> Extracted data:

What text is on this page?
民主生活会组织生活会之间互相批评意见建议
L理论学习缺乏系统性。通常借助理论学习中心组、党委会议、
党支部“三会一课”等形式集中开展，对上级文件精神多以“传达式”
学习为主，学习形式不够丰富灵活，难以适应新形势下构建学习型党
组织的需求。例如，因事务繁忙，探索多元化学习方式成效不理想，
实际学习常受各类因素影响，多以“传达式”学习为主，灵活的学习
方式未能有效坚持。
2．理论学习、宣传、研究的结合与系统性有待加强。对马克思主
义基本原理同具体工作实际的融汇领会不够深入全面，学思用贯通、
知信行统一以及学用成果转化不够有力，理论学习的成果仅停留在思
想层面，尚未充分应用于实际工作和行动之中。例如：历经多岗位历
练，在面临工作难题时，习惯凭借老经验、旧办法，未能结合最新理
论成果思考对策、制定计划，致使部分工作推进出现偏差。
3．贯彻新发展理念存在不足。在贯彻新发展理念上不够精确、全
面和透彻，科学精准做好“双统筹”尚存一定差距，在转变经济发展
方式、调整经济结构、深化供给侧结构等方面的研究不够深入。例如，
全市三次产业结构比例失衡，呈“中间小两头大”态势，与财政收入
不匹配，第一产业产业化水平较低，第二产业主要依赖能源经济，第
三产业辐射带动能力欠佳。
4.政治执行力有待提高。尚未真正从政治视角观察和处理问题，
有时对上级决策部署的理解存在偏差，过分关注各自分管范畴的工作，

--

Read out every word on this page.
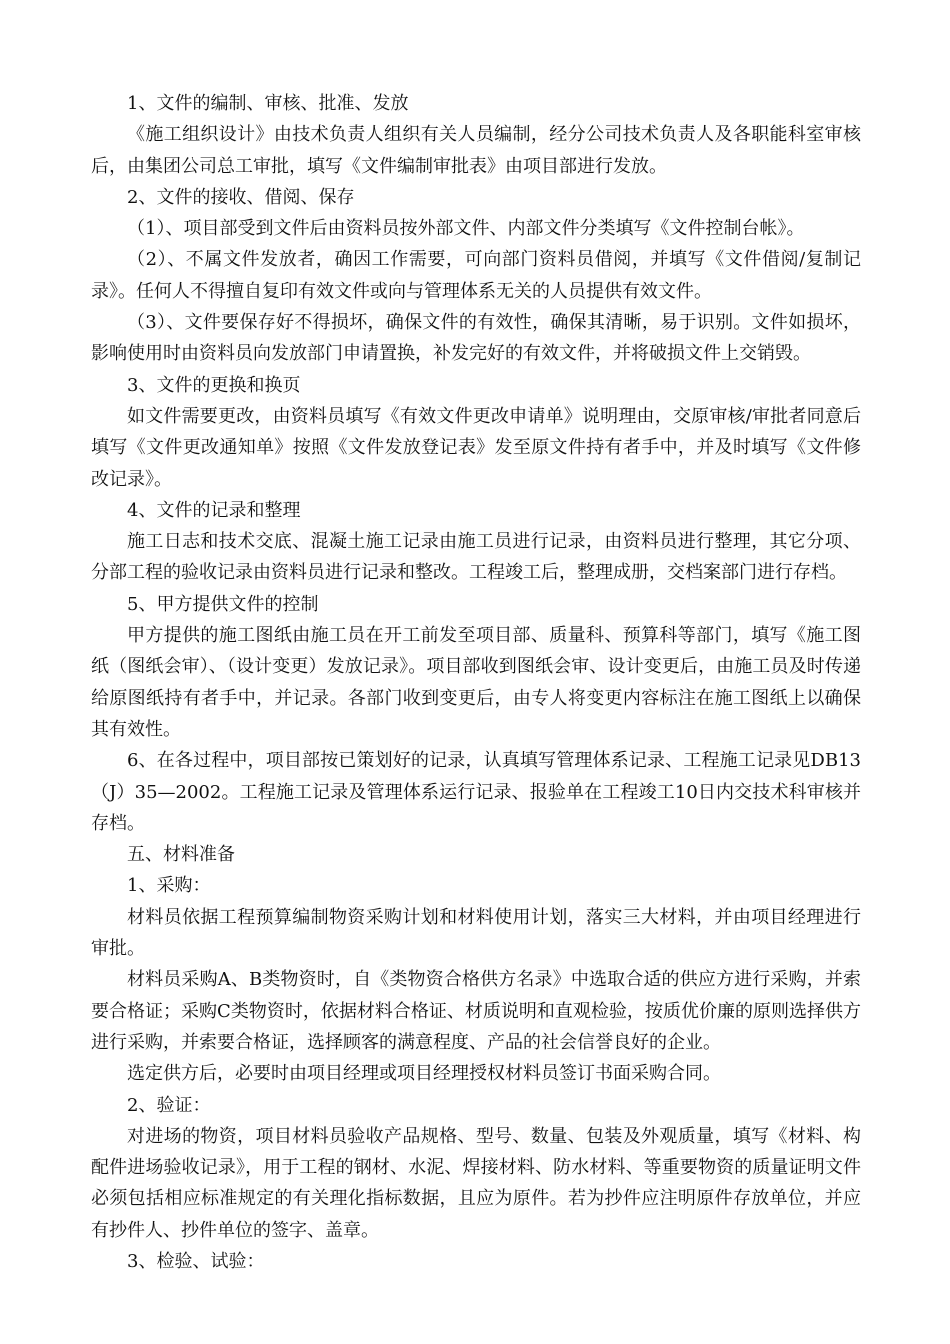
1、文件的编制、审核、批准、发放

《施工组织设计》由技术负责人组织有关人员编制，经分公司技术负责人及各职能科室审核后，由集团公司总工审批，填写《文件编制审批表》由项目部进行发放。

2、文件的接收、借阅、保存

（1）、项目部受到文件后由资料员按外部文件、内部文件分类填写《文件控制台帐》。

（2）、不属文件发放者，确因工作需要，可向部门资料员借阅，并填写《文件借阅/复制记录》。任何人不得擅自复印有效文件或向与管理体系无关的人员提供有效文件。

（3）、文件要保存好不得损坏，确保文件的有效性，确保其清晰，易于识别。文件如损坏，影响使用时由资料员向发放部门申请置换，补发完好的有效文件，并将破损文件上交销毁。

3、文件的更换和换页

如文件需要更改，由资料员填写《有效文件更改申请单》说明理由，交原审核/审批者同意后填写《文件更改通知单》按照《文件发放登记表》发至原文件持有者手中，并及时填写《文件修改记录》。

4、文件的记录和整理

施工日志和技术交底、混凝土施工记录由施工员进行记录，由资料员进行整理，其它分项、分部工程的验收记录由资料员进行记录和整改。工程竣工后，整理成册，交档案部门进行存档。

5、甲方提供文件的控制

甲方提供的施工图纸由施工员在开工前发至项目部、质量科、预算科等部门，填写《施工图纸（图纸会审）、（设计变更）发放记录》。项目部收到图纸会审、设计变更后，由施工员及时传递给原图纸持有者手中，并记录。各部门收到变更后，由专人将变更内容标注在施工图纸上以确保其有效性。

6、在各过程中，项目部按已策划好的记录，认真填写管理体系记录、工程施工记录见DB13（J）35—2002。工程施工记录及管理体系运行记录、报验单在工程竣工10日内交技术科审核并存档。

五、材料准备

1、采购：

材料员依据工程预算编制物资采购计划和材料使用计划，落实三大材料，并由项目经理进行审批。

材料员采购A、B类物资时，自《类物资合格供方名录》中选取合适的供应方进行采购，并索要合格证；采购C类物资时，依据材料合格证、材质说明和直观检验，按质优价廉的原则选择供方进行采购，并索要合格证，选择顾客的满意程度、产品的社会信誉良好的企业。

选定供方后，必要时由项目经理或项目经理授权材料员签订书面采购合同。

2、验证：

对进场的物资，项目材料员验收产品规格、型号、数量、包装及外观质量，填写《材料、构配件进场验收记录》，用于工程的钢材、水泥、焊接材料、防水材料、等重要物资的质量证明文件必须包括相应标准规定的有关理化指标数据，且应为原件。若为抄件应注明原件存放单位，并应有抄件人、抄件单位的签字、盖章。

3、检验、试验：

> Work instructions: Reproduce each line from the records that contains the word "page".

> Answer below:
What text is on this page?
Read out every word on this page.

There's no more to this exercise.